TASK TO CARRY OUT: Extract the text of every entry below exactly; leave images out.

[Lines of data]
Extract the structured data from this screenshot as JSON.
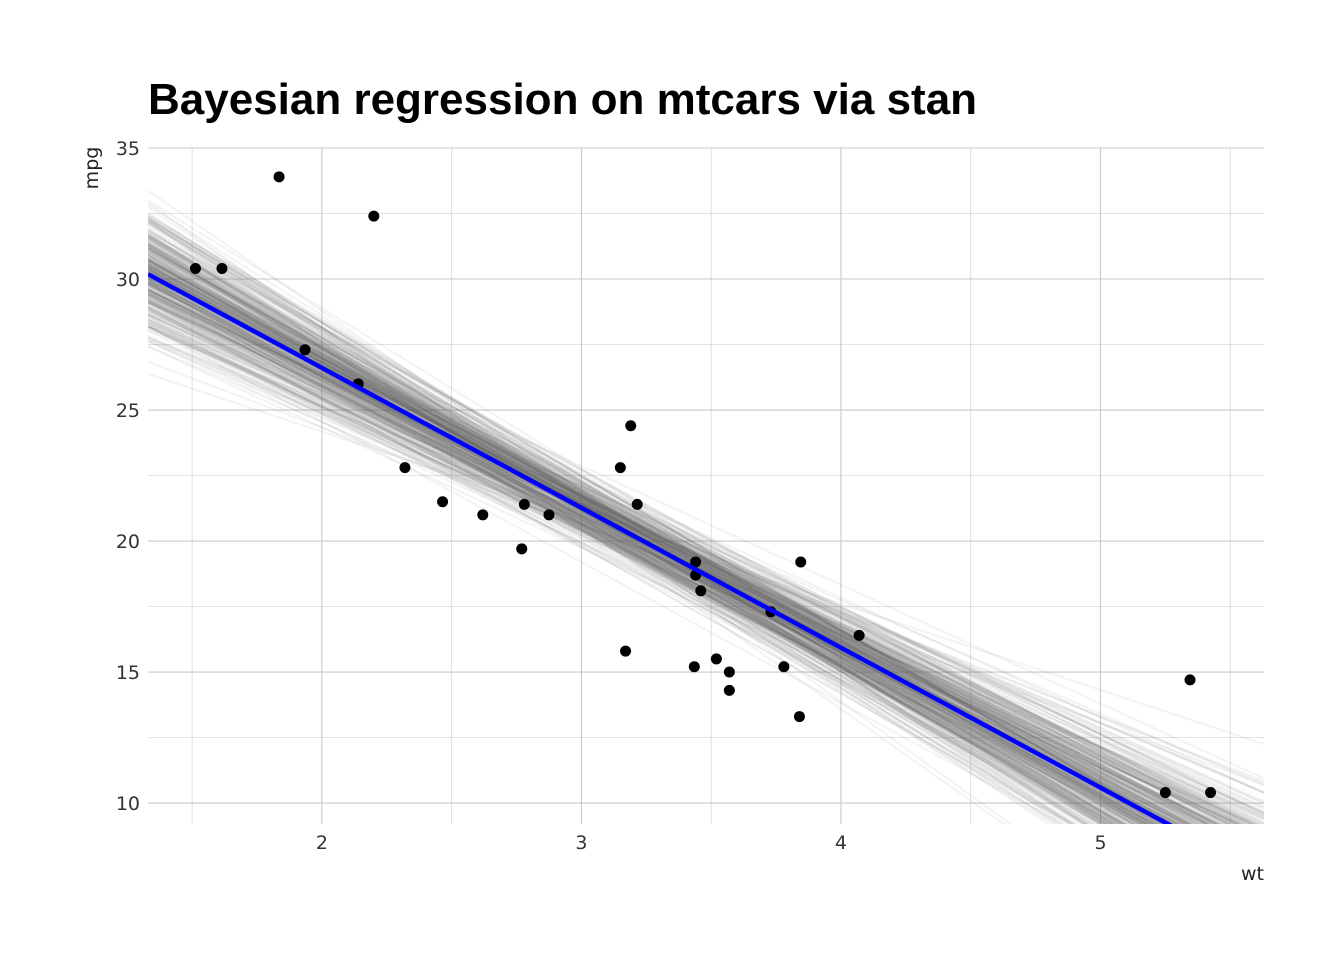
{
  "chart_data": {
    "type": "scatter",
    "title": "Bayesian regression on mtcars via stan",
    "xlabel": "wt",
    "ylabel": "mpg",
    "xlim": [
      1.33,
      5.63
    ],
    "ylim": [
      9.2,
      35.0
    ],
    "x_ticks": [
      2,
      3,
      4,
      5
    ],
    "y_ticks": [
      10,
      15,
      20,
      25,
      30,
      35
    ],
    "x_tick_labels": [
      "2",
      "3",
      "4",
      "5"
    ],
    "y_tick_labels": [
      "10",
      "15",
      "20",
      "25",
      "30",
      "35"
    ],
    "grid": true,
    "points": [
      {
        "x": 1.513,
        "y": 30.4
      },
      {
        "x": 1.615,
        "y": 30.4
      },
      {
        "x": 1.835,
        "y": 33.9
      },
      {
        "x": 1.935,
        "y": 27.3
      },
      {
        "x": 2.14,
        "y": 26.0
      },
      {
        "x": 2.2,
        "y": 32.4
      },
      {
        "x": 2.32,
        "y": 22.8
      },
      {
        "x": 2.465,
        "y": 21.5
      },
      {
        "x": 2.62,
        "y": 21.0
      },
      {
        "x": 2.77,
        "y": 19.7
      },
      {
        "x": 2.78,
        "y": 21.4
      },
      {
        "x": 2.875,
        "y": 21.0
      },
      {
        "x": 3.15,
        "y": 22.8
      },
      {
        "x": 3.17,
        "y": 15.8
      },
      {
        "x": 3.19,
        "y": 24.4
      },
      {
        "x": 3.215,
        "y": 21.4
      },
      {
        "x": 3.435,
        "y": 15.2
      },
      {
        "x": 3.44,
        "y": 18.7
      },
      {
        "x": 3.44,
        "y": 19.2
      },
      {
        "x": 3.46,
        "y": 18.1
      },
      {
        "x": 3.52,
        "y": 15.5
      },
      {
        "x": 3.57,
        "y": 15.0
      },
      {
        "x": 3.57,
        "y": 14.3
      },
      {
        "x": 3.73,
        "y": 17.3
      },
      {
        "x": 3.78,
        "y": 15.2
      },
      {
        "x": 3.84,
        "y": 13.3
      },
      {
        "x": 3.845,
        "y": 19.2
      },
      {
        "x": 4.07,
        "y": 16.4
      },
      {
        "x": 5.25,
        "y": 10.4
      },
      {
        "x": 5.345,
        "y": 14.7
      },
      {
        "x": 5.424,
        "y": 10.4
      }
    ],
    "fit_line": {
      "intercept": 37.29,
      "slope": -5.34
    },
    "posterior_band": {
      "intercept_mean": 37.29,
      "intercept_sd": 1.88,
      "slope_mean": -5.34,
      "slope_sd": 0.56,
      "correlation": -0.95,
      "draws": 400
    },
    "colors": {
      "points": "#000000",
      "fit_line": "#0000ff",
      "posterior_lines": "#6b6b6b",
      "grid": "#c8c8c8"
    }
  }
}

RESULT OF THIS TASK:
Extract the structured data from this screenshot as JSON.
{
  "chart_data": {
    "type": "scatter",
    "title": "Bayesian regression on mtcars via stan",
    "xlabel": "wt",
    "ylabel": "mpg",
    "xlim": [
      1.33,
      5.63
    ],
    "ylim": [
      9.2,
      35.0
    ],
    "x_ticks": [
      2,
      3,
      4,
      5
    ],
    "y_ticks": [
      10,
      15,
      20,
      25,
      30,
      35
    ],
    "x_tick_labels": [
      "2",
      "3",
      "4",
      "5"
    ],
    "y_tick_labels": [
      "10",
      "15",
      "20",
      "25",
      "30",
      "35"
    ],
    "grid": true,
    "points": [
      {
        "x": 1.513,
        "y": 30.4
      },
      {
        "x": 1.615,
        "y": 30.4
      },
      {
        "x": 1.835,
        "y": 33.9
      },
      {
        "x": 1.935,
        "y": 27.3
      },
      {
        "x": 2.14,
        "y": 26.0
      },
      {
        "x": 2.2,
        "y": 32.4
      },
      {
        "x": 2.32,
        "y": 22.8
      },
      {
        "x": 2.465,
        "y": 21.5
      },
      {
        "x": 2.62,
        "y": 21.0
      },
      {
        "x": 2.77,
        "y": 19.7
      },
      {
        "x": 2.78,
        "y": 21.4
      },
      {
        "x": 2.875,
        "y": 21.0
      },
      {
        "x": 3.15,
        "y": 22.8
      },
      {
        "x": 3.17,
        "y": 15.8
      },
      {
        "x": 3.19,
        "y": 24.4
      },
      {
        "x": 3.215,
        "y": 21.4
      },
      {
        "x": 3.435,
        "y": 15.2
      },
      {
        "x": 3.44,
        "y": 18.7
      },
      {
        "x": 3.44,
        "y": 19.2
      },
      {
        "x": 3.46,
        "y": 18.1
      },
      {
        "x": 3.52,
        "y": 15.5
      },
      {
        "x": 3.57,
        "y": 15.0
      },
      {
        "x": 3.57,
        "y": 14.3
      },
      {
        "x": 3.73,
        "y": 17.3
      },
      {
        "x": 3.78,
        "y": 15.2
      },
      {
        "x": 3.84,
        "y": 13.3
      },
      {
        "x": 3.845,
        "y": 19.2
      },
      {
        "x": 4.07,
        "y": 16.4
      },
      {
        "x": 5.25,
        "y": 10.4
      },
      {
        "x": 5.345,
        "y": 14.7
      },
      {
        "x": 5.424,
        "y": 10.4
      }
    ],
    "fit_line": {
      "intercept": 37.29,
      "slope": -5.34
    },
    "posterior_band": {
      "intercept_mean": 37.29,
      "intercept_sd": 1.88,
      "slope_mean": -5.34,
      "slope_sd": 0.56,
      "correlation": -0.95,
      "draws": 400
    },
    "colors": {
      "points": "#000000",
      "fit_line": "#0000ff",
      "posterior_lines": "#6b6b6b",
      "grid": "#c8c8c8"
    }
  }
}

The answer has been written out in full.